## TASK OBJECTIVE
Extract every entry word for word.

start

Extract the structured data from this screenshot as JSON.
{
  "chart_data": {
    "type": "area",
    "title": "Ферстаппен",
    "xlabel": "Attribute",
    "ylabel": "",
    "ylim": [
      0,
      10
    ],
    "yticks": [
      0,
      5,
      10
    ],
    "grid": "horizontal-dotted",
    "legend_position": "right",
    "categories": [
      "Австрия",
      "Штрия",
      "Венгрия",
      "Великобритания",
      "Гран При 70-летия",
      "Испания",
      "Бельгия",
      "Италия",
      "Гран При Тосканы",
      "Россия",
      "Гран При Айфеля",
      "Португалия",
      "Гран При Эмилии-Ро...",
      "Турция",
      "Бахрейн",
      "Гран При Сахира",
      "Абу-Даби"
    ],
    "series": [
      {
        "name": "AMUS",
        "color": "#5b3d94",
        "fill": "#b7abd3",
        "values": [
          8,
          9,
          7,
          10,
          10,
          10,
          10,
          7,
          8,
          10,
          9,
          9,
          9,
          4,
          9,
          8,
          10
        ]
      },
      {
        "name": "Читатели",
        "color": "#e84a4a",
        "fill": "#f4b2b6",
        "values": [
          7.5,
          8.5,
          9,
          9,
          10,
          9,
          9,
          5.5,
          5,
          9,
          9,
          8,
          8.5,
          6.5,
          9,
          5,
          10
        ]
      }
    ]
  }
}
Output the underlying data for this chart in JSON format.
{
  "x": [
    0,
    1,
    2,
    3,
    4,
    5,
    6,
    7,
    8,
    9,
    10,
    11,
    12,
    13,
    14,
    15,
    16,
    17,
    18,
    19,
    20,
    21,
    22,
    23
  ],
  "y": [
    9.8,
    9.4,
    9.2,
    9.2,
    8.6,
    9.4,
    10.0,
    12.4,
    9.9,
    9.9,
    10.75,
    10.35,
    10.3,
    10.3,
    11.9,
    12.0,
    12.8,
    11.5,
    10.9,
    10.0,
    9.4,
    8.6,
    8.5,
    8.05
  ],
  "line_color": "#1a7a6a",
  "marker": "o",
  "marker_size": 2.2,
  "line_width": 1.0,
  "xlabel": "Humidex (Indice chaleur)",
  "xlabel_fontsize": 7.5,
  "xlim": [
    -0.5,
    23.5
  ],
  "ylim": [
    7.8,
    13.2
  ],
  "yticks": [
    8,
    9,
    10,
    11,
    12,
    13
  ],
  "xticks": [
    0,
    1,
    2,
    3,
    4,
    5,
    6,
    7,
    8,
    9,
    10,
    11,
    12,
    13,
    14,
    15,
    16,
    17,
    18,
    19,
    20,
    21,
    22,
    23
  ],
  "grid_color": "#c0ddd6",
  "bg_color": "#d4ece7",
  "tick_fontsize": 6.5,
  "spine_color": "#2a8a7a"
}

end

## ANSWER FOR THE TASK
Extract the structured data from this screenshot as JSON.
{
  "chart_data": {
    "type": "area",
    "title": "Ферстаппен",
    "xlabel": "Attribute",
    "ylabel": "",
    "ylim": [
      0,
      10
    ],
    "yticks": [
      0,
      5,
      10
    ],
    "grid": "horizontal-dotted",
    "legend_position": "right",
    "categories": [
      "Австрия",
      "Штрия",
      "Венгрия",
      "Великобритания",
      "Гран При 70-летия",
      "Испания",
      "Бельгия",
      "Италия",
      "Гран При Тосканы",
      "Россия",
      "Гран При Айфеля",
      "Португалия",
      "Гран При Эмилии-Ро...",
      "Турция",
      "Бахрейн",
      "Гран При Сахира",
      "Абу-Даби"
    ],
    "series": [
      {
        "name": "AMUS",
        "color": "#5b3d94",
        "fill": "#b7abd3",
        "values": [
          8,
          9,
          7,
          10,
          10,
          10,
          10,
          7,
          8,
          10,
          9,
          9,
          9,
          4,
          9,
          8,
          10
        ]
      },
      {
        "name": "Читатели",
        "color": "#e84a4a",
        "fill": "#f4b2b6",
        "values": [
          7.5,
          8.5,
          9,
          9,
          10,
          9,
          9,
          5.5,
          5,
          9,
          9,
          8,
          8.5,
          6.5,
          9,
          5,
          10
        ]
      }
    ]
  }
}
Output the underlying data for this chart in JSON format.
{
  "x": [
    0,
    1,
    2,
    3,
    4,
    5,
    6,
    7,
    8,
    9,
    10,
    11,
    12,
    13,
    14,
    15,
    16,
    17,
    18,
    19,
    20,
    21,
    22,
    23
  ],
  "y": [
    9.8,
    9.4,
    9.2,
    9.2,
    8.6,
    9.4,
    10.0,
    12.4,
    9.9,
    9.9,
    10.75,
    10.35,
    10.3,
    10.3,
    11.9,
    12.0,
    12.8,
    11.5,
    10.9,
    10.0,
    9.4,
    8.6,
    8.5,
    8.05
  ],
  "line_color": "#1a7a6a",
  "marker": "o",
  "marker_size": 2.2,
  "line_width": 1.0,
  "xlabel": "Humidex (Indice chaleur)",
  "xlabel_fontsize": 7.5,
  "xlim": [
    -0.5,
    23.5
  ],
  "ylim": [
    7.8,
    13.2
  ],
  "yticks": [
    8,
    9,
    10,
    11,
    12,
    13
  ],
  "xticks": [
    0,
    1,
    2,
    3,
    4,
    5,
    6,
    7,
    8,
    9,
    10,
    11,
    12,
    13,
    14,
    15,
    16,
    17,
    18,
    19,
    20,
    21,
    22,
    23
  ],
  "grid_color": "#c0ddd6",
  "bg_color": "#d4ece7",
  "tick_fontsize": 6.5,
  "spine_color": "#2a8a7a"
}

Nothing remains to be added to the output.